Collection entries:
• • • •

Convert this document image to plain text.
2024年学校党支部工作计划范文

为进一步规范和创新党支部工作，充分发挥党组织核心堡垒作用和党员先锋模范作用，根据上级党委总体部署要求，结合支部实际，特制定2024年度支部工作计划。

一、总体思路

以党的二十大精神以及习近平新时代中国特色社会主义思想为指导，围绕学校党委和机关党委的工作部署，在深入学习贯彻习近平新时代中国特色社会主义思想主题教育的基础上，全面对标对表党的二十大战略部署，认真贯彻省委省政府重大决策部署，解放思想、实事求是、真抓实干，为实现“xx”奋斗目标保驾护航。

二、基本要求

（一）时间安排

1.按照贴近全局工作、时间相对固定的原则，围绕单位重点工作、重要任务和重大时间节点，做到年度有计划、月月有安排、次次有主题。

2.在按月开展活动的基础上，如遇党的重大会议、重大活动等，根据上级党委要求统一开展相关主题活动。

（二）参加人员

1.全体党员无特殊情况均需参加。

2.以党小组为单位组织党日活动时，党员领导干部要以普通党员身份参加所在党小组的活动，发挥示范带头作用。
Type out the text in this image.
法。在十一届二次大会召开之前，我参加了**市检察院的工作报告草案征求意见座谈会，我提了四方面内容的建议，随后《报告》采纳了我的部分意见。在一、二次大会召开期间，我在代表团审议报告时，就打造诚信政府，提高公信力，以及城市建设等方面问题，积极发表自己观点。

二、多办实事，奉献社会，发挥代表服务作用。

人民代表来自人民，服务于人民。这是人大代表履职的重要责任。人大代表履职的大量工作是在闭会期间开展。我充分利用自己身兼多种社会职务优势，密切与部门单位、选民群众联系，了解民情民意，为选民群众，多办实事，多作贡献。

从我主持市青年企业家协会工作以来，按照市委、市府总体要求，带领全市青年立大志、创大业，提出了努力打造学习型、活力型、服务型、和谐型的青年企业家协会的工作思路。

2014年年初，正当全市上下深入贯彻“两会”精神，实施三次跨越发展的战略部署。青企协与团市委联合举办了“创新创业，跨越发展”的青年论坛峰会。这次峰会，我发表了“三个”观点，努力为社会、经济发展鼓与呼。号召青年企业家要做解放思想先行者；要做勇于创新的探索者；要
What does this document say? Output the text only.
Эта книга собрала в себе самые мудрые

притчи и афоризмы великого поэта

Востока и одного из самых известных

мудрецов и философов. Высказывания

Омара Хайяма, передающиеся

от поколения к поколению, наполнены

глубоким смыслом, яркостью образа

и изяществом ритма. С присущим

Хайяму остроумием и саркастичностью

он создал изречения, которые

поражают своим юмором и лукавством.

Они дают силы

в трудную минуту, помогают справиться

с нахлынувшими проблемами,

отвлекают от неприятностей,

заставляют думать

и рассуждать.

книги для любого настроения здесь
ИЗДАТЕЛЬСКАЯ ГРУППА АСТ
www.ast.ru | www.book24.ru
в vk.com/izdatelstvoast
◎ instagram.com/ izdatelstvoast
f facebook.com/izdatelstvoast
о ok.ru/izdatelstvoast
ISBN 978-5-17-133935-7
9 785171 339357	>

• • • •

Every record above should be copied exactly.

Convert this document image to plain text.
2024年学校党支部工作计划范文

为进一步规范和创新党支部工作，充分发挥党组织核心堡垒作用和党员先锋模范作用，根据上级党委总体部署要求，结合支部实际，特制定2024年度支部工作计划。

一、总体思路

以党的二十大精神以及习近平新时代中国特色社会主义思想为指导，围绕学校党委和机关党委的工作部署，在深入学习贯彻习近平新时代中国特色社会主义思想主题教育的基础上，全面对标对表党的二十大战略部署，认真贯彻省委省政府重大决策部署，解放思想、实事求是、真抓实干，为实现“xx”奋斗目标保驾护航。

二、基本要求

（一）时间安排

1.按照贴近全局工作、时间相对固定的原则，围绕单位重点工作、重要任务和重大时间节点，做到年度有计划、月月有安排、次次有主题。

2.在按月开展活动的基础上，如遇党的重大会议、重大活动等，根据上级党委要求统一开展相关主题活动。

（二）参加人员

1.全体党员无特殊情况均需参加。

2.以党小组为单位组织党日活动时，党员领导干部要以普通党员身份参加所在党小组的活动，发挥示范带头作用。
Type out the text in this image.
法。在十一届二次大会召开之前，我参加了**市检察院的工作报告草案征求意见座谈会，我提了四方面内容的建议，随后《报告》采纳了我的部分意见。在一、二次大会召开期间，我在代表团审议报告时，就打造诚信政府，提高公信力，以及城市建设等方面问题，积极发表自己观点。

二、多办实事，奉献社会，发挥代表服务作用。

人民代表来自人民，服务于人民。这是人大代表履职的重要责任。人大代表履职的大量工作是在闭会期间开展。我充分利用自己身兼多种社会职务优势，密切与部门单位、选民群众联系，了解民情民意，为选民群众，多办实事，多作贡献。

从我主持市青年企业家协会工作以来，按照市委、市府总体要求，带领全市青年立大志、创大业，提出了努力打造学习型、活力型、服务型、和谐型的青年企业家协会的工作思路。

2014年年初，正当全市上下深入贯彻“两会”精神，实施三次跨越发展的战略部署。青企协与团市委联合举办了“创新创业，跨越发展”的青年论坛峰会。这次峰会，我发表了“三个”观点，努力为社会、经济发展鼓与呼。号召青年企业家要做解放思想先行者；要做勇于创新的探索者；要
What does this document say? Output the text only.
Эта книга собрала в себе самые мудрые

притчи и афоризмы великого поэта

Востока и одного из самых известных

мудрецов и философов. Высказывания

Омара Хайяма, передающиеся

от поколения к поколению, наполнены

глубоким смыслом, яркостью образа

и изяществом ритма. С присущим

Хайяму остроумием и саркастичностью

он создал изречения, которые

поражают своим юмором и лукавством.

Они дают силы

в трудную минуту, помогают справиться

с нахлынувшими проблемами,

отвлекают от неприятностей,

заставляют думать

и рассуждать.

книги для любого настроения здесь
ИЗДАТЕЛЬСКАЯ ГРУППА АСТ
www.ast.ru | www.book24.ru
в vk.com/izdatelstvoast
◎ instagram.com/ izdatelstvoast
f facebook.com/izdatelstvoast
о ok.ru/izdatelstvoast
ISBN 978-5-17-133935-7
9 785171 339357	>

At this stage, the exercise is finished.